TASK DIRECTIONS: Make an exact copy of all the entries below, with the pictures left out.

RECORDS SUPPLIED:

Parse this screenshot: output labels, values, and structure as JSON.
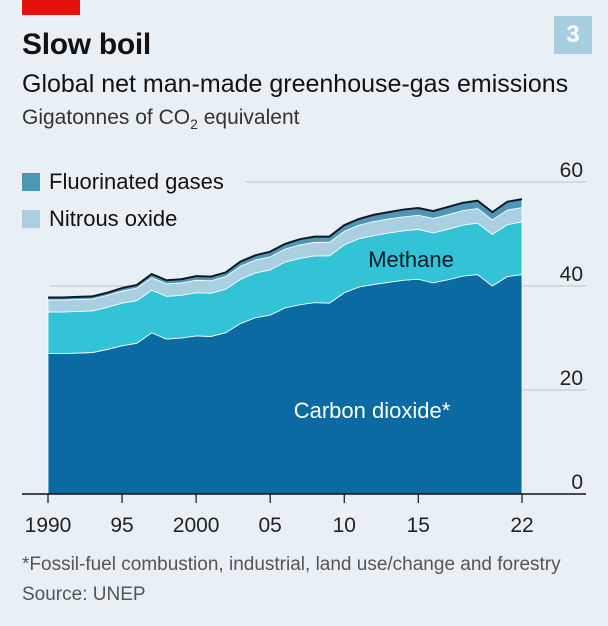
{
  "header": {
    "title": "Slow boil",
    "badge": "3",
    "subtitle": "Global net man-made greenhouse-gas emissions",
    "units_prefix": "Gigatonnes of CO",
    "units_sub": "2",
    "units_suffix": " equivalent"
  },
  "colors": {
    "background": "#e9f0f5",
    "co2": "#0b6aa1",
    "methane": "#33c3d6",
    "nitrous": "#a9cfe0",
    "fluorinated": "#4e96b7",
    "top_line": "#0f1a24",
    "accent_red": "#e3120b"
  },
  "footer": {
    "footnote": "*Fossil-fuel combustion, industrial, land use/change and forestry",
    "source": "Source: UNEP"
  },
  "chart_data": {
    "type": "area",
    "stacked": true,
    "xlim": [
      1990,
      2022
    ],
    "ylim": [
      0,
      60
    ],
    "y_ticks": [
      0,
      20,
      40,
      60
    ],
    "x_ticks": [
      1990,
      1995,
      2000,
      2005,
      2010,
      2015,
      2022
    ],
    "x_tick_labels": [
      "1990",
      "95",
      "2000",
      "05",
      "10",
      "15",
      "22"
    ],
    "grid": "horizontal",
    "legend_position": "top-left",
    "x": [
      1990,
      1991,
      1992,
      1993,
      1994,
      1995,
      1996,
      1997,
      1998,
      1999,
      2000,
      2001,
      2002,
      2003,
      2004,
      2005,
      2006,
      2007,
      2008,
      2009,
      2010,
      2011,
      2012,
      2013,
      2014,
      2015,
      2016,
      2017,
      2018,
      2019,
      2020,
      2021,
      2022
    ],
    "series": [
      {
        "name": "Carbon dioxide*",
        "label_position": "inside",
        "values": [
          27.0,
          27.0,
          27.1,
          27.2,
          27.8,
          28.5,
          29.0,
          31.0,
          29.8,
          30.0,
          30.4,
          30.3,
          31.0,
          32.8,
          33.9,
          34.4,
          35.8,
          36.4,
          36.8,
          36.7,
          38.7,
          39.8,
          40.3,
          40.7,
          41.1,
          41.3,
          40.6,
          41.2,
          41.9,
          42.2,
          40.0,
          41.8,
          42.2
        ]
      },
      {
        "name": "Methane",
        "label_position": "inside",
        "values": [
          8.0,
          8.0,
          8.0,
          8.0,
          8.1,
          8.2,
          8.2,
          8.2,
          8.2,
          8.2,
          8.3,
          8.3,
          8.4,
          8.5,
          8.6,
          8.7,
          8.8,
          8.9,
          9.0,
          9.1,
          9.2,
          9.3,
          9.4,
          9.5,
          9.5,
          9.6,
          9.6,
          9.7,
          9.8,
          9.9,
          9.9,
          10.0,
          10.1
        ]
      },
      {
        "name": "Nitrous oxide",
        "label_position": "legend",
        "values": [
          2.3,
          2.3,
          2.3,
          2.3,
          2.3,
          2.3,
          2.4,
          2.4,
          2.4,
          2.4,
          2.4,
          2.4,
          2.4,
          2.5,
          2.5,
          2.5,
          2.5,
          2.6,
          2.6,
          2.6,
          2.6,
          2.6,
          2.7,
          2.7,
          2.7,
          2.7,
          2.8,
          2.8,
          2.8,
          2.8,
          2.8,
          2.8,
          2.8
        ]
      },
      {
        "name": "Fluorinated gases",
        "label_position": "legend",
        "values": [
          0.5,
          0.5,
          0.5,
          0.5,
          0.5,
          0.6,
          0.6,
          0.7,
          0.7,
          0.7,
          0.8,
          0.8,
          0.8,
          0.9,
          0.9,
          1.0,
          1.0,
          1.1,
          1.1,
          1.1,
          1.2,
          1.2,
          1.3,
          1.3,
          1.4,
          1.4,
          1.4,
          1.5,
          1.5,
          1.5,
          1.5,
          1.6,
          1.6
        ]
      }
    ]
  }
}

EXPECTED ANSWER:
Parse this screenshot: output labels, values, and structure as JSON.
{
  "header": {
    "title": "Slow boil",
    "badge": "3",
    "subtitle": "Global net man-made greenhouse-gas emissions",
    "units_prefix": "Gigatonnes of CO",
    "units_sub": "2",
    "units_suffix": " equivalent"
  },
  "colors": {
    "background": "#e9f0f5",
    "co2": "#0b6aa1",
    "methane": "#33c3d6",
    "nitrous": "#a9cfe0",
    "fluorinated": "#4e96b7",
    "top_line": "#0f1a24",
    "accent_red": "#e3120b"
  },
  "footer": {
    "footnote": "*Fossil-fuel combustion, industrial, land use/change and forestry",
    "source": "Source: UNEP"
  },
  "chart_data": {
    "type": "area",
    "stacked": true,
    "xlim": [
      1990,
      2022
    ],
    "ylim": [
      0,
      60
    ],
    "y_ticks": [
      0,
      20,
      40,
      60
    ],
    "x_ticks": [
      1990,
      1995,
      2000,
      2005,
      2010,
      2015,
      2022
    ],
    "x_tick_labels": [
      "1990",
      "95",
      "2000",
      "05",
      "10",
      "15",
      "22"
    ],
    "grid": "horizontal",
    "legend_position": "top-left",
    "x": [
      1990,
      1991,
      1992,
      1993,
      1994,
      1995,
      1996,
      1997,
      1998,
      1999,
      2000,
      2001,
      2002,
      2003,
      2004,
      2005,
      2006,
      2007,
      2008,
      2009,
      2010,
      2011,
      2012,
      2013,
      2014,
      2015,
      2016,
      2017,
      2018,
      2019,
      2020,
      2021,
      2022
    ],
    "series": [
      {
        "name": "Carbon dioxide*",
        "label_position": "inside",
        "values": [
          27.0,
          27.0,
          27.1,
          27.2,
          27.8,
          28.5,
          29.0,
          31.0,
          29.8,
          30.0,
          30.4,
          30.3,
          31.0,
          32.8,
          33.9,
          34.4,
          35.8,
          36.4,
          36.8,
          36.7,
          38.7,
          39.8,
          40.3,
          40.7,
          41.1,
          41.3,
          40.6,
          41.2,
          41.9,
          42.2,
          40.0,
          41.8,
          42.2
        ]
      },
      {
        "name": "Methane",
        "label_position": "inside",
        "values": [
          8.0,
          8.0,
          8.0,
          8.0,
          8.1,
          8.2,
          8.2,
          8.2,
          8.2,
          8.2,
          8.3,
          8.3,
          8.4,
          8.5,
          8.6,
          8.7,
          8.8,
          8.9,
          9.0,
          9.1,
          9.2,
          9.3,
          9.4,
          9.5,
          9.5,
          9.6,
          9.6,
          9.7,
          9.8,
          9.9,
          9.9,
          10.0,
          10.1
        ]
      },
      {
        "name": "Nitrous oxide",
        "label_position": "legend",
        "values": [
          2.3,
          2.3,
          2.3,
          2.3,
          2.3,
          2.3,
          2.4,
          2.4,
          2.4,
          2.4,
          2.4,
          2.4,
          2.4,
          2.5,
          2.5,
          2.5,
          2.5,
          2.6,
          2.6,
          2.6,
          2.6,
          2.6,
          2.7,
          2.7,
          2.7,
          2.7,
          2.8,
          2.8,
          2.8,
          2.8,
          2.8,
          2.8,
          2.8
        ]
      },
      {
        "name": "Fluorinated gases",
        "label_position": "legend",
        "values": [
          0.5,
          0.5,
          0.5,
          0.5,
          0.5,
          0.6,
          0.6,
          0.7,
          0.7,
          0.7,
          0.8,
          0.8,
          0.8,
          0.9,
          0.9,
          1.0,
          1.0,
          1.1,
          1.1,
          1.1,
          1.2,
          1.2,
          1.3,
          1.3,
          1.4,
          1.4,
          1.4,
          1.5,
          1.5,
          1.5,
          1.5,
          1.6,
          1.6
        ]
      }
    ]
  }
}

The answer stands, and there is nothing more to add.